기계학습(ML) → 딥러닝(DL)

전통적인 통계기반의 예측모형을 사용하는 것이 아니라 최근에 개발된 딥러닝을 적용시켜 뉴스그룹(뉴스기사) 분류작업을 수행해보자.

  • 나이브 베이즈: MultinomialNB
  • 로지스틱 회귀모형: LogisticRegression
  • 선형 SVM: SVC
  • SGDClassifier
  • Random Forest: RandomForestClassifier
  • Gradient Boosted Machines: GradientBoostingClassifier

전통적인 통계기반 예측모형 대신에 딥러닝에 포함되는 모형은 여러가지가 있지만 아무래도 워드2벡(word2vec) 을 가장 먼저 꼽고 있다.

데이터 준비

In [1]:
# -*- coding: utf-8 -*-

## 환경설정
import warnings
warnings.filterwarnings('ignore')

import pandas as pd
import numpy as np
import nltk

# 저자 제작 사용자정의 함수 가져오기
import sys
sys.path.insert(0, './code')
import text_normalizer as tn
In [2]:
data_df = pd.read_csv('data/clean_newsgroups.csv')

→ **데이터 목록**:
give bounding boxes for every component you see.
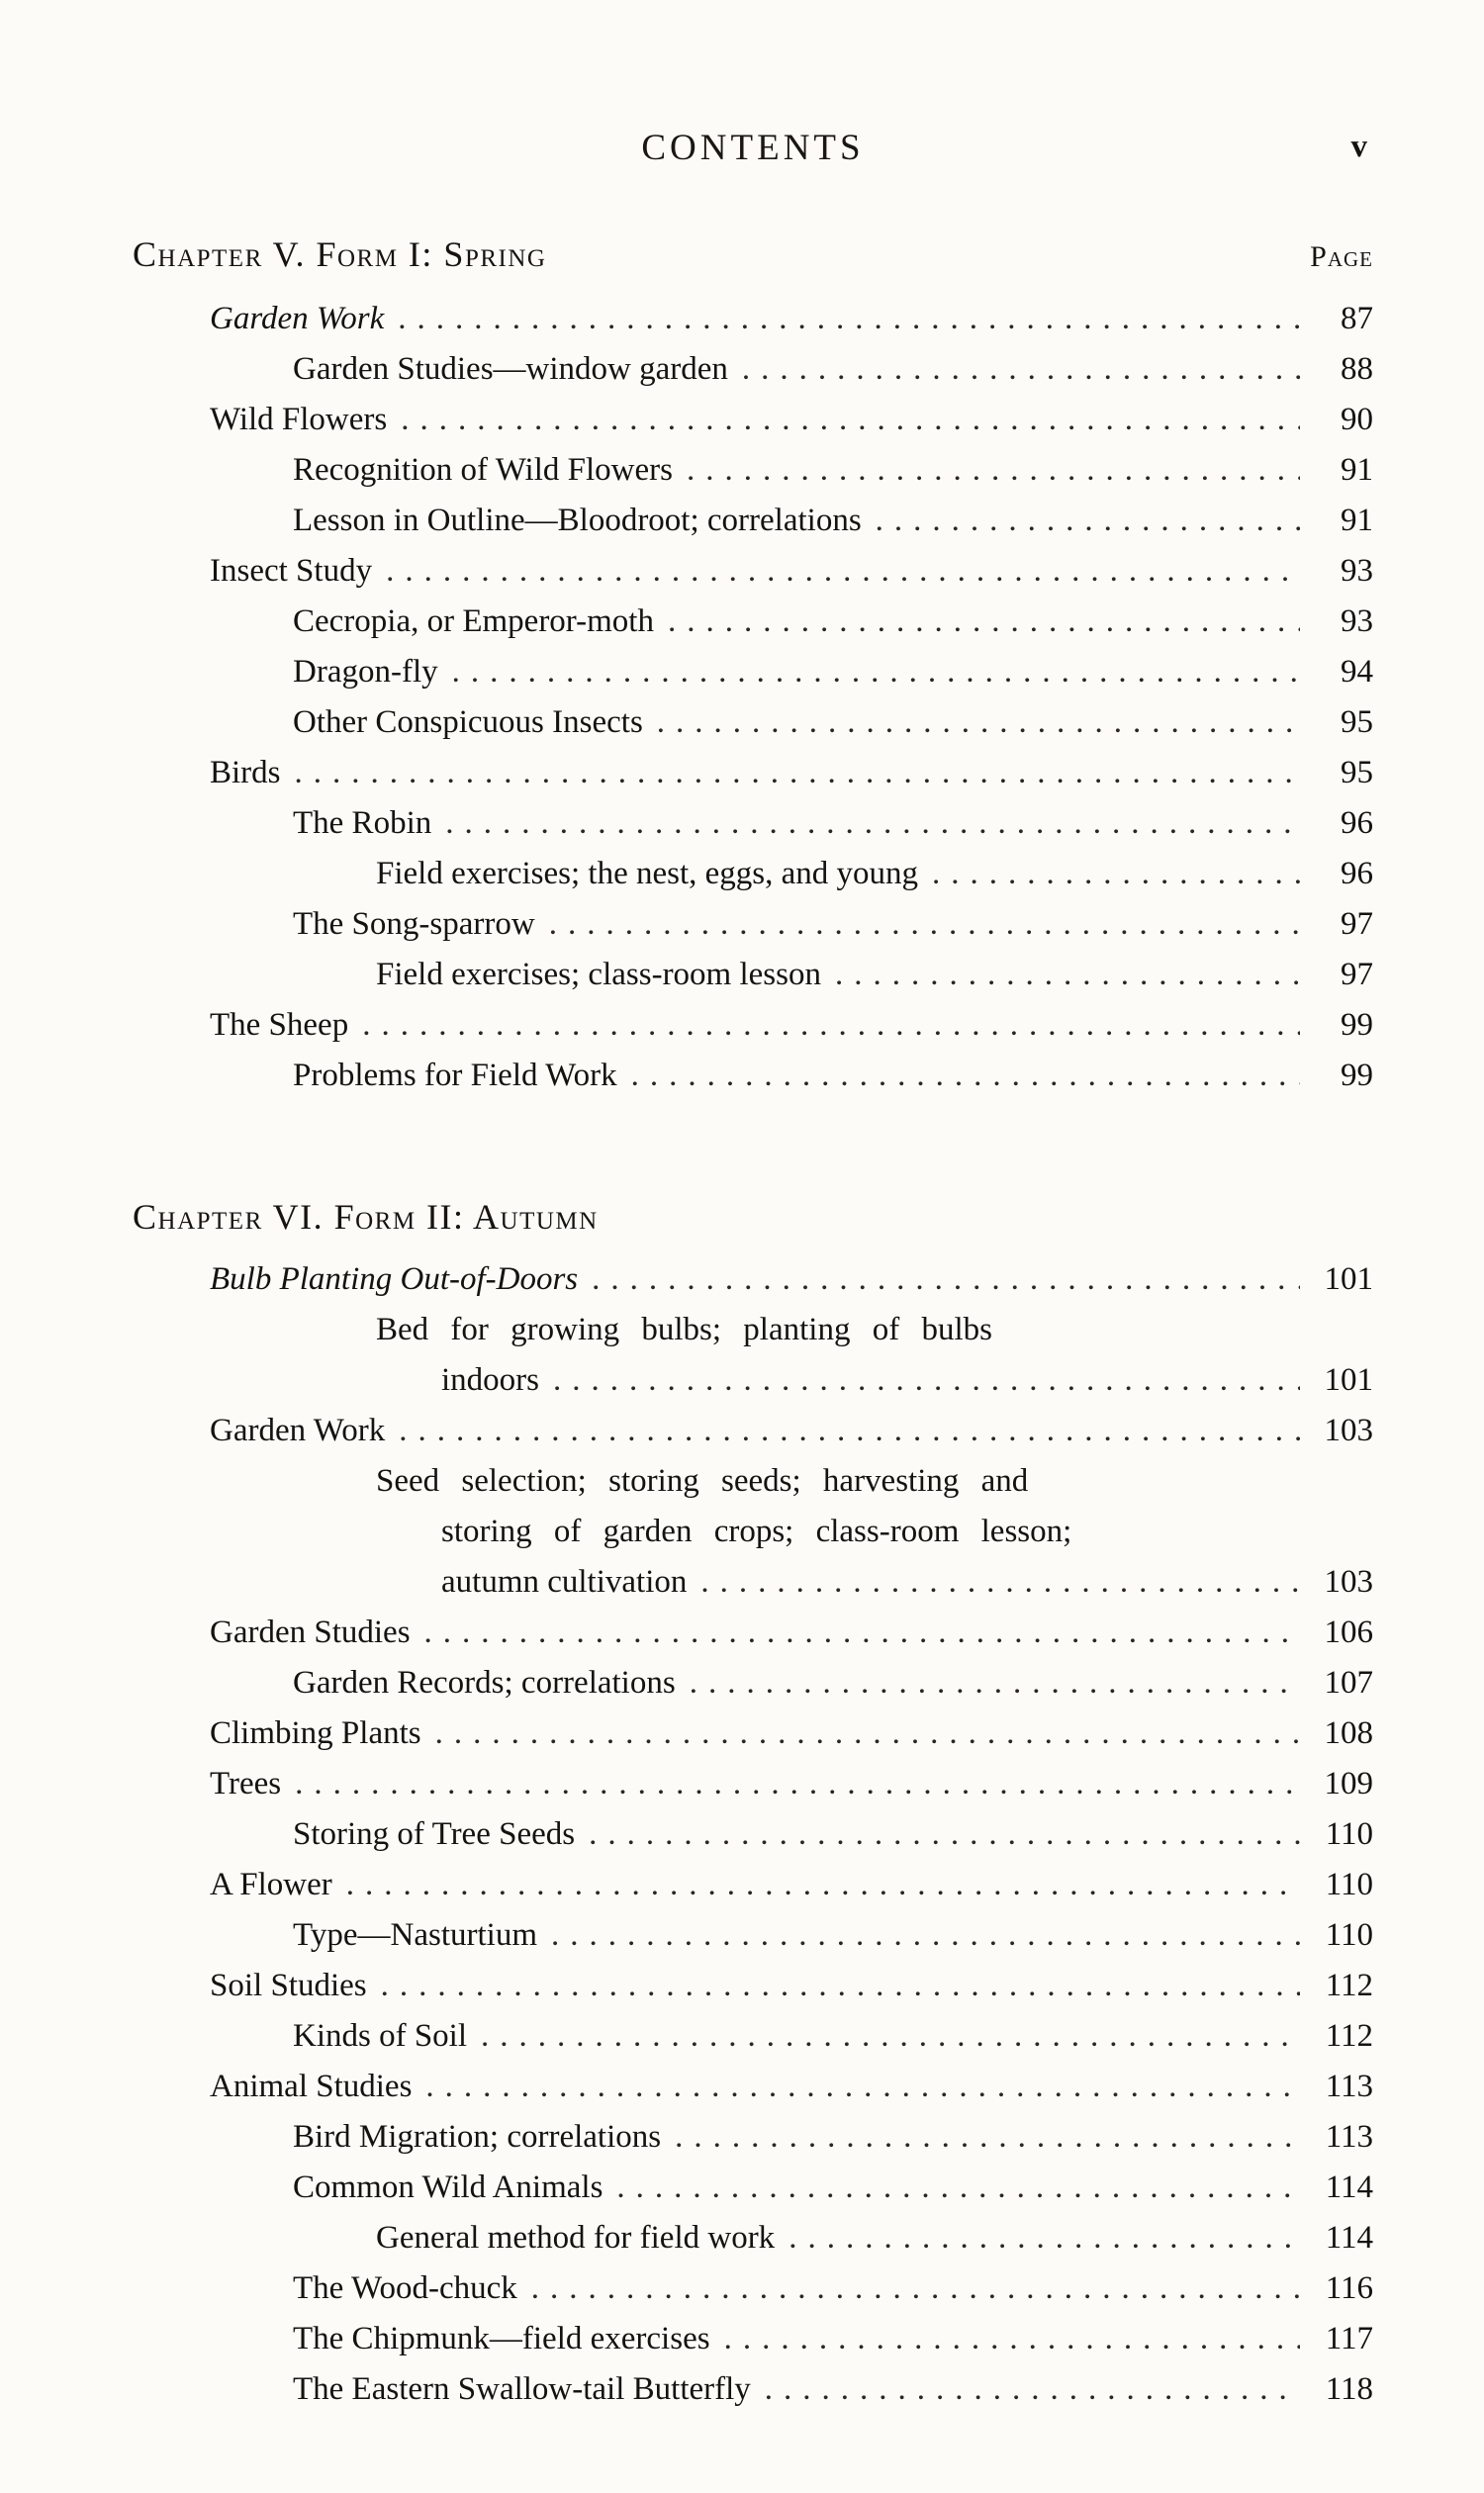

→ **요청 사항**: 위에 있는 뉴스 분류 글에서 "전통적인 통계기반의 예측모형을" 부분이 들어간 말로 시작해서 "가장 먼저 꼽고 있다." 부분으로 끝나는 대목을 한 글자도 바꾸지 말고 그대로 옮겨 적으세요.

→ **작업 결과**:
전통적인 통계기반의 예측모형을 사용하는 것이 아니라 최근에 개발된 딥러닝을 적용시켜 뉴스그룹(뉴스기사) 분류작업을 수행해보자.

  • 나이브 베이즈: MultinomialNB
  • 로지스틱 회귀모형: LogisticRegression
  • 선형 SVM: SVC
  • SGDClassifier
  • Random Forest: RandomForestClassifier
  • Gradient Boosted Machines: GradientBoostingClassifier

전통적인 통계기반 예측모형 대신에 딥러닝에 포함되는 모형은 여러가지가 있지만 아무래도 워드2벡(word2vec) 을 가장 먼저 꼽고 있다.